■ GOAL ■
Go through the lines below and copy each one that holds the string "chyxx".

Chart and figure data
☆ ☆ ☆ ☆ ☆ ☆ ☆

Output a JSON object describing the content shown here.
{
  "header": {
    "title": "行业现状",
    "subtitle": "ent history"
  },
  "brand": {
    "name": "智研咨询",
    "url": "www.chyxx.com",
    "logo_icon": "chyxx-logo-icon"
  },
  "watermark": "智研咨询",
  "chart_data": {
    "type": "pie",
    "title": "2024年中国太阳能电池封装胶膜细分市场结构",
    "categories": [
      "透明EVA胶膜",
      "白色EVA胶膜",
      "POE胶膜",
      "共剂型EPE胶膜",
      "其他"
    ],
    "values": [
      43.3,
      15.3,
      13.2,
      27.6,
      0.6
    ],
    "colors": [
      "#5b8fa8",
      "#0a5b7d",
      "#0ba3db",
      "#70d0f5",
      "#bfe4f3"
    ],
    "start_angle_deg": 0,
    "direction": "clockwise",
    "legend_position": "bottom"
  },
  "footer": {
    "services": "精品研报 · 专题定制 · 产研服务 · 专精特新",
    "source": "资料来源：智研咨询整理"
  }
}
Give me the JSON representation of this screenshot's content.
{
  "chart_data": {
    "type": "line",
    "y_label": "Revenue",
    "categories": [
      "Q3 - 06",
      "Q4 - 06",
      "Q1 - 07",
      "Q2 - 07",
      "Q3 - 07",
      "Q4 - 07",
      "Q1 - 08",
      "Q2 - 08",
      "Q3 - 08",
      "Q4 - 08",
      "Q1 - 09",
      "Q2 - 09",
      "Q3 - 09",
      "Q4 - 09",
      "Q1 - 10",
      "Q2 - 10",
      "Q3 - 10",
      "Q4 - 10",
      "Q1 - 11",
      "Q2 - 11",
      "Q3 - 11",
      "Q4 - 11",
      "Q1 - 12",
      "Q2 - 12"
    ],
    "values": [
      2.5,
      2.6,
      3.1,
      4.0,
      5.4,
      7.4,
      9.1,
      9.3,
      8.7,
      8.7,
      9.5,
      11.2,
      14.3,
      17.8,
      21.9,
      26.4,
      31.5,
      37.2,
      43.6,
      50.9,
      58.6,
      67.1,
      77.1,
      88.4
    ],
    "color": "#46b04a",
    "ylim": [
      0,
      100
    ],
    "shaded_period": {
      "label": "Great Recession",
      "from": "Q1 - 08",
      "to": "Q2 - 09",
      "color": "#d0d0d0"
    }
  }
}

☆ ☆ ☆ ☆ ☆ ☆ ☆

■ RESPONSE ■
    "url": "www.chyxx.com",
    "logo_icon": "chyxx-logo-icon"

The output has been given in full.